- GEGEVEN OPDRACHT 1:
Beantwoord aan de hand van het tekstfragment:
(a) In welke talen adverteren restaurants rond het Taksimplein en de Istiklalstraat?
(b) Uit welke stad komt de Syrische tiener die voor de patisseriezaak staat?
(c) Welke functie heeft Haitham in het Jemenitische restaurant?
- GEGEVEN OPDRACHT 2:
Herhaal woord voor woord het deel van het tekstfragment van "De verhalen liggen" tot en met "in Jemen zien.".

Rond het Taksimplein en de Istiklalstraat adverteren restaurants in het Turks, Engels en Arabisch. Syriërs spreken de Golftoeristen aan om hen te verleiden ergens te gaan eten of een excursie te boeken.
De verhalen liggen op straat. Toen ik twee voorbijgangers de weg vroeg, bleken het Egyptenaren te zijn. Ze waren hier net een week geleden aangekomen. Waarom ze uit Egypte waren vertrokken? “Vanwege de slechte economische situatie, er is daar geen werk.” Ze willen door naar Europa. Een Syrische tiener staat voor een Turkse patisseriezaak in de Istiklalstraat passanten naar binnen te lokken met een schaal luxe baklava. Hij blijkt uit Raqqa te komen, zijn familie zit in Syrië. “Ik wil naar Europa, maar de prijs die mensensmokkelaars vragen is nu te hoog. Eerder was het 600 dollar.” Niet iedereen wil uitgebreid praten of bij naam genoemd worden, een paar wel. Ik spreek een aantal mensen aan om erachter te komen waarom ze hier naartoe zijn gekomen.
In een Jemenitisch restaurant spreek ik Haitham. Hij is manager. Hij laat foto’s van het vernielde familiehuis in Jemen zien.

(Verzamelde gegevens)
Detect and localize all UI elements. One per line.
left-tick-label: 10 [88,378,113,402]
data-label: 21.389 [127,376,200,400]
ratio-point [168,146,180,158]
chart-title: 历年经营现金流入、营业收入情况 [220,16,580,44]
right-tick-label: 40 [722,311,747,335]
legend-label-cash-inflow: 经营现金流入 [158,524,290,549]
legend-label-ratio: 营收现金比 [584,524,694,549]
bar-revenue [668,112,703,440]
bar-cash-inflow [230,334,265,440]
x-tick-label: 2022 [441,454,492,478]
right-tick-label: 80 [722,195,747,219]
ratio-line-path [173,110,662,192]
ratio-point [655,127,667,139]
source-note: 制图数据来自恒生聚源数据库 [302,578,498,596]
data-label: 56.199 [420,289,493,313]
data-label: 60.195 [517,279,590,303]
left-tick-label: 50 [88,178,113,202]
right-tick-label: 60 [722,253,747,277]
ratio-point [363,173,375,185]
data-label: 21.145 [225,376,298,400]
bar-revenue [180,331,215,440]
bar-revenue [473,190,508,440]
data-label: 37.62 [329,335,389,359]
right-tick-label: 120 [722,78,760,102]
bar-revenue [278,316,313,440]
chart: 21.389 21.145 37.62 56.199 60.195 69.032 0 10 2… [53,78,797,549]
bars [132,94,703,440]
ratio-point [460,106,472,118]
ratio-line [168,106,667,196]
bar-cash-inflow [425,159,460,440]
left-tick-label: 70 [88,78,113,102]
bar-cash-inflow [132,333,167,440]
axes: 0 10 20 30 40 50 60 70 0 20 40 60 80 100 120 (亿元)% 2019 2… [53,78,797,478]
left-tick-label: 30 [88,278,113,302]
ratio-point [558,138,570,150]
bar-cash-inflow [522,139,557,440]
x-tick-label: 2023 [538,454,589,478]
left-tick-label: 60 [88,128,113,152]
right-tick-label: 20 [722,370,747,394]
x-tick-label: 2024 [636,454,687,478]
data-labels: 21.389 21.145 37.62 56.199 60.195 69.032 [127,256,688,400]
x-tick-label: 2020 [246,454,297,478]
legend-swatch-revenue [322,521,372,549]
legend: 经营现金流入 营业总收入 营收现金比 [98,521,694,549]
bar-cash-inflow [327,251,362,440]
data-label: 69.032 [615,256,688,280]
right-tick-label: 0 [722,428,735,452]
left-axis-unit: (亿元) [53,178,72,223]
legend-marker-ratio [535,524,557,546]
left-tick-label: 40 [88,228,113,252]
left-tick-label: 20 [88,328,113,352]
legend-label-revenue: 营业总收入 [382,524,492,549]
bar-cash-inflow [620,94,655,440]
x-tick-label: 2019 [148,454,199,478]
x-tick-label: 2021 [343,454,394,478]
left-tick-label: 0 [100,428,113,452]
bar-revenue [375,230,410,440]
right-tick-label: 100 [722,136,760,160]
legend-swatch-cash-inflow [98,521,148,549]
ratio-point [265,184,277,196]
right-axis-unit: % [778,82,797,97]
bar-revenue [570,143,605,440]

- UITGEWERKTE OPLOSSING 1:
(a) In het Turks, Engels en Arabisch.
(b) Uit Raqqa.
(c) Hij is manager.

- UITGEWERKTE OPLOSSING 2:
De verhalen liggen op straat. Toen ik twee voorbijgangers de weg vroeg, bleken het Egyptenaren te zijn. Ze waren hier net een week geleden aangekomen. Waarom ze uit Egypte waren vertrokken? “Vanwege de slechte economische situatie, er is daar geen werk.” Ze willen door naar Europa. Een Syrische tiener staat voor een Turkse patisseriezaak in de Istiklalstraat passanten naar binnen te lokken met een schaal luxe baklava. Hij blijkt uit Raqqa te komen, zijn familie zit in Syrië. “Ik wil naar Europa, maar de prijs die mensensmokkelaars vragen is nu te hoog. Eerder was het 600 dollar.” Niet iedereen wil uitgebreid praten of bij naam genoemd worden, een paar wel. Ik spreek een aantal mensen aan om erachter te komen waarom ze hier naartoe zijn gekomen.
In een Jemenitisch restaurant spreek ik Haitham. Hij is manager. Hij laat foto’s van het vernielde familiehuis in Jemen zien.